#### EXERCISE INSTRUCTIONS:
Only the number is wanted: how many lines contain "PEOPLE"?

━━ DATA LINES ━━

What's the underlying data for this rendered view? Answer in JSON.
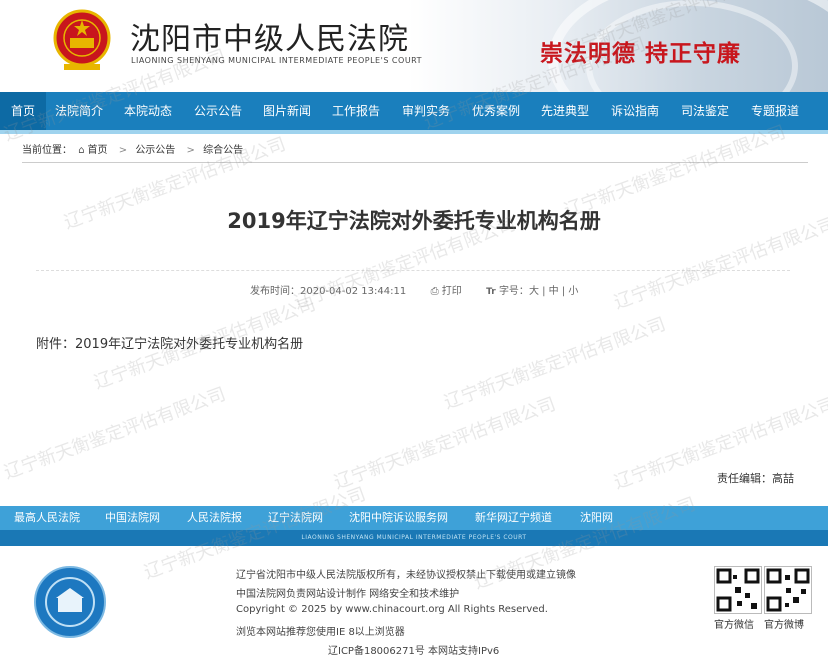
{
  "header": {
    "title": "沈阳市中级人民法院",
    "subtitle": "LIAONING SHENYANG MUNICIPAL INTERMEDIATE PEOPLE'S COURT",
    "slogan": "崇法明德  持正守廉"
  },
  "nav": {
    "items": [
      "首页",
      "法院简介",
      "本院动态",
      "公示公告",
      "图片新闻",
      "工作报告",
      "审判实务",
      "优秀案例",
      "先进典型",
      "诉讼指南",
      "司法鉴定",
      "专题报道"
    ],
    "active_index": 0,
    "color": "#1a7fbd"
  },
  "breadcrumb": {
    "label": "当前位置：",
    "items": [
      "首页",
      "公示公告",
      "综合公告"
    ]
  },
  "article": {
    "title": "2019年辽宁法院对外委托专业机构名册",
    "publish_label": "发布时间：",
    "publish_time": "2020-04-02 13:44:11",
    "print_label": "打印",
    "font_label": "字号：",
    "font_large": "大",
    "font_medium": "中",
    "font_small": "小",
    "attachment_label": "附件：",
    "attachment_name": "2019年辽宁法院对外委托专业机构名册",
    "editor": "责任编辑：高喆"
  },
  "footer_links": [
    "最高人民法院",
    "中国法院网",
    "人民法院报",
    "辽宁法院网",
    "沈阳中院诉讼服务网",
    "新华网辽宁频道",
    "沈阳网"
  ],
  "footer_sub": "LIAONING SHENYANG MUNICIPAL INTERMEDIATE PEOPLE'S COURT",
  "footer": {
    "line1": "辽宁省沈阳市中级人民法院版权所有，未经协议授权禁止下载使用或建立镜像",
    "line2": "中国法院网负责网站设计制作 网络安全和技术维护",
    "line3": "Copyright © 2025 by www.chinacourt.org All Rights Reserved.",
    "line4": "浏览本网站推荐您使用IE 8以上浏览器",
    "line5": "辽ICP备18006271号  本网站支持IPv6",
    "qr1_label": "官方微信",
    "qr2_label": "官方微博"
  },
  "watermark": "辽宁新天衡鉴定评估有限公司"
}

━━━
━━ DATA LINES ━━

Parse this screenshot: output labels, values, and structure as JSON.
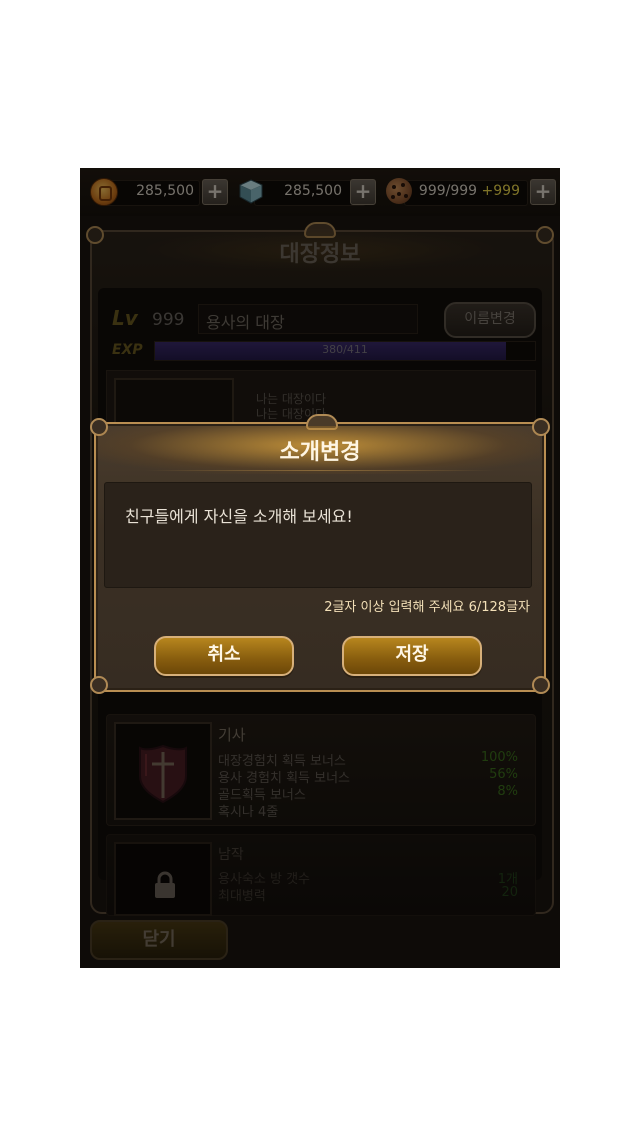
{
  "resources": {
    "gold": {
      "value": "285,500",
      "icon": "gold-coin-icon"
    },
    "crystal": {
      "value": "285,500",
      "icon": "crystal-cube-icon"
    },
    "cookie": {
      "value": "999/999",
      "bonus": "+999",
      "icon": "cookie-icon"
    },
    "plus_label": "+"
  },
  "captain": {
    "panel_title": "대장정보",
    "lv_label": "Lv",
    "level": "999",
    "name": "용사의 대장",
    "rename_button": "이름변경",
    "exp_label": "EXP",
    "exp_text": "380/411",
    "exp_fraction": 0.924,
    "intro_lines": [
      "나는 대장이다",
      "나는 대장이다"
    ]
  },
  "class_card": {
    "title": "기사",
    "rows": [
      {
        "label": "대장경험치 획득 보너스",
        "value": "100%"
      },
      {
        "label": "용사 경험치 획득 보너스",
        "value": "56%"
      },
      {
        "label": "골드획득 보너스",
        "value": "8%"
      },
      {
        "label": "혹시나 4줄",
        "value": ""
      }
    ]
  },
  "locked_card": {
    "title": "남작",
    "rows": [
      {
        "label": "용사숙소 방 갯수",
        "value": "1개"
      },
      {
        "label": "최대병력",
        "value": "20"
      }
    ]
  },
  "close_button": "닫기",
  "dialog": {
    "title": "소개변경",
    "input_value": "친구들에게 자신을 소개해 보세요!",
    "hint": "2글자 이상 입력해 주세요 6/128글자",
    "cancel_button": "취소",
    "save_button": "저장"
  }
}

━━━
━━ DATA LINES ━━

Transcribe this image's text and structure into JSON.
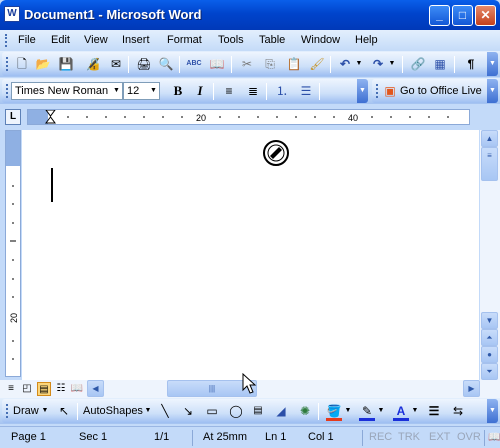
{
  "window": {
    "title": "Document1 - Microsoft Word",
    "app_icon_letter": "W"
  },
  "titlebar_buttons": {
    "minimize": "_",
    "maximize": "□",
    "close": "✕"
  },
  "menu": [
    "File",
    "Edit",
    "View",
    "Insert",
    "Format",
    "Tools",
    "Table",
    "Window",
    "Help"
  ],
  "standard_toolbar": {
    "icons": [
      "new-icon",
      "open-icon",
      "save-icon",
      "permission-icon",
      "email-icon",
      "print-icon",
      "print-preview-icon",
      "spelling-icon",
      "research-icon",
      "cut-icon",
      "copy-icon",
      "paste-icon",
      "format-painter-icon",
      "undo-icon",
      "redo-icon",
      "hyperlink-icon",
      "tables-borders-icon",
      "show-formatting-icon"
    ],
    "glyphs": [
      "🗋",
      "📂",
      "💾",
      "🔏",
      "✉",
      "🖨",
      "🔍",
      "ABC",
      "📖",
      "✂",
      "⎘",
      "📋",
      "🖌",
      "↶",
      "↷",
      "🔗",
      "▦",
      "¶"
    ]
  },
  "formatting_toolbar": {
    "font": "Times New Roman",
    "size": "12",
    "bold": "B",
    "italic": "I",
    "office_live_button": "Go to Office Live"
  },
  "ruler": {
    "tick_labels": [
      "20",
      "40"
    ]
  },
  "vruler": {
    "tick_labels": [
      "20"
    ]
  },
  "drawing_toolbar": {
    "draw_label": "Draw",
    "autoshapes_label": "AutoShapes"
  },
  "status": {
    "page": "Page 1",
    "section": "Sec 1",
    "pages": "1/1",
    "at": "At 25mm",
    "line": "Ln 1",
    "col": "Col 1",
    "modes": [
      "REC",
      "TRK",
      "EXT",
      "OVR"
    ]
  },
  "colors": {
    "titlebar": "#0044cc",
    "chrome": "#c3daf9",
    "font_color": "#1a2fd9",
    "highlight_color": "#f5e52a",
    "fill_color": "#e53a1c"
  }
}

━━━

#### SOLUTION:
2